Exercise details
Which lines of the records contain "true"? Collect every one of them.

(Collected data entries)
::::::::
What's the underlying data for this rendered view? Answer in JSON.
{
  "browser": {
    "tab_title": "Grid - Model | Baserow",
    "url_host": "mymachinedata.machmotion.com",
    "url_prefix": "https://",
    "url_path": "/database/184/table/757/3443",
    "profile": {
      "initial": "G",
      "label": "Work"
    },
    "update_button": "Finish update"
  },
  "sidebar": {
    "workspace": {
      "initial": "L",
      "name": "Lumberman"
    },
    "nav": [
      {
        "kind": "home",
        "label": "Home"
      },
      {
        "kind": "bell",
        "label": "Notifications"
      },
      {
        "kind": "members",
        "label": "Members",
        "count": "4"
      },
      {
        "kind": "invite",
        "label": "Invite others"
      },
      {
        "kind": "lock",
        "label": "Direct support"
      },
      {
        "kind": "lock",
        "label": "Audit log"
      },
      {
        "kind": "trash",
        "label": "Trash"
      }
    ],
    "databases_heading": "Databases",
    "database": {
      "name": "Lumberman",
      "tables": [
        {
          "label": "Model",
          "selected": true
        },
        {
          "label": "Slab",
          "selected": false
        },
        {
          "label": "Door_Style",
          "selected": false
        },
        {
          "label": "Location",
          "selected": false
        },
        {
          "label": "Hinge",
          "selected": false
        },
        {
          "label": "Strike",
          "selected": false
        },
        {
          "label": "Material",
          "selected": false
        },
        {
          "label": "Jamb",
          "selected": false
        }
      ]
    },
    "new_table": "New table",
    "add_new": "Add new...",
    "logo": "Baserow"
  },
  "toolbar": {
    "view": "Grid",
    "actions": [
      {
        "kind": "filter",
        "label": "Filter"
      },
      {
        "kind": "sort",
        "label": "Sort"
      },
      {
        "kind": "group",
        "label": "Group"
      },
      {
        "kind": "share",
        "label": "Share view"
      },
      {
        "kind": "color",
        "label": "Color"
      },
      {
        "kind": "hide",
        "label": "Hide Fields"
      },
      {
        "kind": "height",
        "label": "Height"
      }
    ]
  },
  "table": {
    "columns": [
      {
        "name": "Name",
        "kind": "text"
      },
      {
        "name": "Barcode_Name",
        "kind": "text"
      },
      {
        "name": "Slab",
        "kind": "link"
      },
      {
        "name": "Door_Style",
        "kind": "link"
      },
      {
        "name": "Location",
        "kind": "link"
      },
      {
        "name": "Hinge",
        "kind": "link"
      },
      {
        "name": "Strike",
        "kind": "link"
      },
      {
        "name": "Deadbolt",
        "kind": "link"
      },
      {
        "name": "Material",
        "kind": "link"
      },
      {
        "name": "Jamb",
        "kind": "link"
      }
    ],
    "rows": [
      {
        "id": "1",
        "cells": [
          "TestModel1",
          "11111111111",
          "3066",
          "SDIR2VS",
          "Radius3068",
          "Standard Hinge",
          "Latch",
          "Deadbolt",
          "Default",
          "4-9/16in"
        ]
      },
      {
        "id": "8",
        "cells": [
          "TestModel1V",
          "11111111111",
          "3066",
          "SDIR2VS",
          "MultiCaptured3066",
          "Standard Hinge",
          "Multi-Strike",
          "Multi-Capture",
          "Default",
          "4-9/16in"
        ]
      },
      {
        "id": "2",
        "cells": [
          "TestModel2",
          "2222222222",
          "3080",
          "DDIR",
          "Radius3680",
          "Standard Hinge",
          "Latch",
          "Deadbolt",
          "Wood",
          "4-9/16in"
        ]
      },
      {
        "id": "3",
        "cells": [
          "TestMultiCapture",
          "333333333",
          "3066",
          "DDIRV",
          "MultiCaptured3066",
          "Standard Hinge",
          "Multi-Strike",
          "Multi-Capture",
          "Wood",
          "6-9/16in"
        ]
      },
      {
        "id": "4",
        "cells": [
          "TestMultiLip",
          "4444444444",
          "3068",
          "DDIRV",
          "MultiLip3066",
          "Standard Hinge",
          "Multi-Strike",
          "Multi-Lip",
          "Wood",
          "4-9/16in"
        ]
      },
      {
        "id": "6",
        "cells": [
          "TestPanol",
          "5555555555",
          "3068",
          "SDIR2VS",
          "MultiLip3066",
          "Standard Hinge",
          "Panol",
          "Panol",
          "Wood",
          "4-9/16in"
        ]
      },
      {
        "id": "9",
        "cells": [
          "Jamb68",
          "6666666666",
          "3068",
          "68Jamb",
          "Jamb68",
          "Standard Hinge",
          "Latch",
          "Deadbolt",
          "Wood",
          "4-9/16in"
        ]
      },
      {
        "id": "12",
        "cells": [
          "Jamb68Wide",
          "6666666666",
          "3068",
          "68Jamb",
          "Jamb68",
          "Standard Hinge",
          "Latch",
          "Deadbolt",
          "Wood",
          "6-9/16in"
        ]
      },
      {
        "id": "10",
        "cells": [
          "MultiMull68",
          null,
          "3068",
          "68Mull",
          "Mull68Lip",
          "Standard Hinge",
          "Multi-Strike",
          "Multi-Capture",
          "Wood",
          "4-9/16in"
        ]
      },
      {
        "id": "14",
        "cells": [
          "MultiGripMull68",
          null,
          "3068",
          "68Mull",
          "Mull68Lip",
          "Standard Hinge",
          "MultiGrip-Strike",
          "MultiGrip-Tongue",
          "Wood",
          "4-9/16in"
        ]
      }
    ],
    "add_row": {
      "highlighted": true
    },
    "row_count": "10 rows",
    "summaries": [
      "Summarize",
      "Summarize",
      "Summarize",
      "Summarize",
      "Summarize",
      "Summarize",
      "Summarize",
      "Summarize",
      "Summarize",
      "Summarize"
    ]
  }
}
::::::::
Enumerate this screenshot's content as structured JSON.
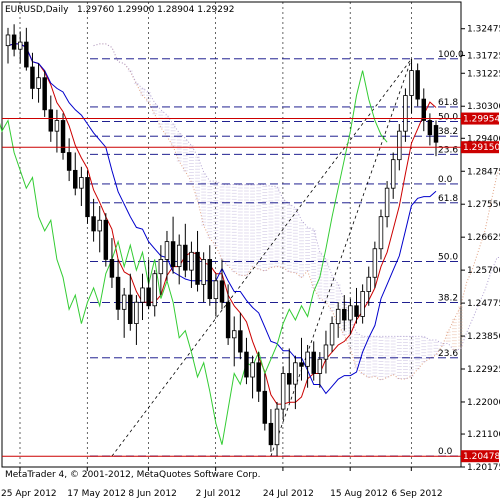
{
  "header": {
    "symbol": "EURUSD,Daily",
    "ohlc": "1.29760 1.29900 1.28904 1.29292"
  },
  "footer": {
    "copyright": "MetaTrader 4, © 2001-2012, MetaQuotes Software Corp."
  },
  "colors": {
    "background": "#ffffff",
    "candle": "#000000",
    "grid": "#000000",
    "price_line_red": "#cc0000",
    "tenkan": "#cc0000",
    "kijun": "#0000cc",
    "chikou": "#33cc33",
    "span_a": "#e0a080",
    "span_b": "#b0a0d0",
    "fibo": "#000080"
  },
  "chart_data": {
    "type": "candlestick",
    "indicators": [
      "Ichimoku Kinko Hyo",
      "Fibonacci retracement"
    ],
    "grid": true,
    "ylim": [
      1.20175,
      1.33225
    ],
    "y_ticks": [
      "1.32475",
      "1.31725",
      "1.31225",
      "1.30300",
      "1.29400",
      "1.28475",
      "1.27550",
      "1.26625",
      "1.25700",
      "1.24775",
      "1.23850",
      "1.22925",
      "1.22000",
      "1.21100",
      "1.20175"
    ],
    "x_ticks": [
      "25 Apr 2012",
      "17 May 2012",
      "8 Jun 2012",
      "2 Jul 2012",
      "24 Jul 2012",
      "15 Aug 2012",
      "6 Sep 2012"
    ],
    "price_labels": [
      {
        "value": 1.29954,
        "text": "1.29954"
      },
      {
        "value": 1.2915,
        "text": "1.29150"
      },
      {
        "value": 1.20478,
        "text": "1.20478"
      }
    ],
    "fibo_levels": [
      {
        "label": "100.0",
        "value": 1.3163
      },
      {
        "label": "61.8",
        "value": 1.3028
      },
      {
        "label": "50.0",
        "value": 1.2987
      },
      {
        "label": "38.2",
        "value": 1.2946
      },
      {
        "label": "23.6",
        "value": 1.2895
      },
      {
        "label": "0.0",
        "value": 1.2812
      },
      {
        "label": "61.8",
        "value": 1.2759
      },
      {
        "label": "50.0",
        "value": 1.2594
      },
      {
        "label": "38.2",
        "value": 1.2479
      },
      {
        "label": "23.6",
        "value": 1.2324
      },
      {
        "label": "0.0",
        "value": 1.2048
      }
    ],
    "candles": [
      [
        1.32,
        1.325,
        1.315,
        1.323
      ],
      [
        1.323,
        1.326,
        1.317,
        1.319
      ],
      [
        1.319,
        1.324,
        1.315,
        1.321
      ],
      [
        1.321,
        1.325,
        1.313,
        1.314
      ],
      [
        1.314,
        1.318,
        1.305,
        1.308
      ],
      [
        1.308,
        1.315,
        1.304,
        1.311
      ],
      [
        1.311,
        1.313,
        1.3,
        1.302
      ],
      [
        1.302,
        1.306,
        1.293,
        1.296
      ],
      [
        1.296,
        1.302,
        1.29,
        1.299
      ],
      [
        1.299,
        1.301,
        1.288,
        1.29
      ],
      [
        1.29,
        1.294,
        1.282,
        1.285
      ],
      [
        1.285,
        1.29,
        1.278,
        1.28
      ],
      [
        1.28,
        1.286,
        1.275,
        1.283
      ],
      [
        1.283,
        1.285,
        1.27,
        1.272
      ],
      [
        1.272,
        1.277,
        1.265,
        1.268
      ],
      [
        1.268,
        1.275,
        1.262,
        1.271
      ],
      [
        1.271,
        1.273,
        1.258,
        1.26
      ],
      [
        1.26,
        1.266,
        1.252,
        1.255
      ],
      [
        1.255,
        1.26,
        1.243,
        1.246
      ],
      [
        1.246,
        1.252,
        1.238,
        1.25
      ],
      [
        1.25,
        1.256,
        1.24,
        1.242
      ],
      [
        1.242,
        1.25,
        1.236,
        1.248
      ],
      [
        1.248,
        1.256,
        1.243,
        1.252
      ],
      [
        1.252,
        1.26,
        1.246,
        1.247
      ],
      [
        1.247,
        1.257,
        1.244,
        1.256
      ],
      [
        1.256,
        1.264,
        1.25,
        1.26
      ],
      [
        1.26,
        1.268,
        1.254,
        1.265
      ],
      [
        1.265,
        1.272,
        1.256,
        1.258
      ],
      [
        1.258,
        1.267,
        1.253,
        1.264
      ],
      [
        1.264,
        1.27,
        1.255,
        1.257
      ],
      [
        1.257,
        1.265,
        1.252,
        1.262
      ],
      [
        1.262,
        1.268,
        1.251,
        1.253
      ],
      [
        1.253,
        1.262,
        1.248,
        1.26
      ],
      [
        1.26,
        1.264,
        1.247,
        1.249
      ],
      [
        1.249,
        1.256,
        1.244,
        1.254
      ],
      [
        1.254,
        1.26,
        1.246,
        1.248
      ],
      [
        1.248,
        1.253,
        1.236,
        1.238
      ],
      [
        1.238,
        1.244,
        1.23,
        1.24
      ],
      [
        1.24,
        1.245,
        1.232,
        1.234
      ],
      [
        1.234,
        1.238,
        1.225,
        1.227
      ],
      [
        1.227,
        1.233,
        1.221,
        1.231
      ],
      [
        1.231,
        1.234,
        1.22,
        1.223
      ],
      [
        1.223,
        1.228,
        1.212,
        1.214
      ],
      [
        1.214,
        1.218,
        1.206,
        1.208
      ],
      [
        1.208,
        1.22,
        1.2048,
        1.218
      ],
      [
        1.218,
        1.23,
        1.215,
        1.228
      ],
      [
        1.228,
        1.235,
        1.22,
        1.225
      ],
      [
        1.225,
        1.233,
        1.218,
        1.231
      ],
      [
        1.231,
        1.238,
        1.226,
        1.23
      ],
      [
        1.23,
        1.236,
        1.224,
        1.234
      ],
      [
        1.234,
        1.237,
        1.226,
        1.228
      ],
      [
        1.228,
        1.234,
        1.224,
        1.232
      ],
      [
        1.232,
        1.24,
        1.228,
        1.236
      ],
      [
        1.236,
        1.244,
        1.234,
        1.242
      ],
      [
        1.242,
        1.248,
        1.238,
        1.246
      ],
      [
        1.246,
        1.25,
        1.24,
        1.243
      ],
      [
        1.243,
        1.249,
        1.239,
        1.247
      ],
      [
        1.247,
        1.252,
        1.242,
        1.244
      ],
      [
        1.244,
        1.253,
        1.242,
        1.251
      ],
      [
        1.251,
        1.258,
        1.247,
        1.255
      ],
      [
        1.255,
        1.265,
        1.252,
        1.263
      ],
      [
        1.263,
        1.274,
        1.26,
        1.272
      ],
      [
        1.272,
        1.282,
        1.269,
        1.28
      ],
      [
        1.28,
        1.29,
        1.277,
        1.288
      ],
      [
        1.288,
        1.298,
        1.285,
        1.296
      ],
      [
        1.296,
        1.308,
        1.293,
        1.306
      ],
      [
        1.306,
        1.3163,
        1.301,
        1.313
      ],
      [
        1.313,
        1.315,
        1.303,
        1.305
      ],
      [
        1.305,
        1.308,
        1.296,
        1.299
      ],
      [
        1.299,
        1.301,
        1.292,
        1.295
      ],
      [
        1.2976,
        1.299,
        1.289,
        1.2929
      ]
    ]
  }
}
::::::::
Worked answer
          "selected": true
      "highlighted": true
    "grid": true,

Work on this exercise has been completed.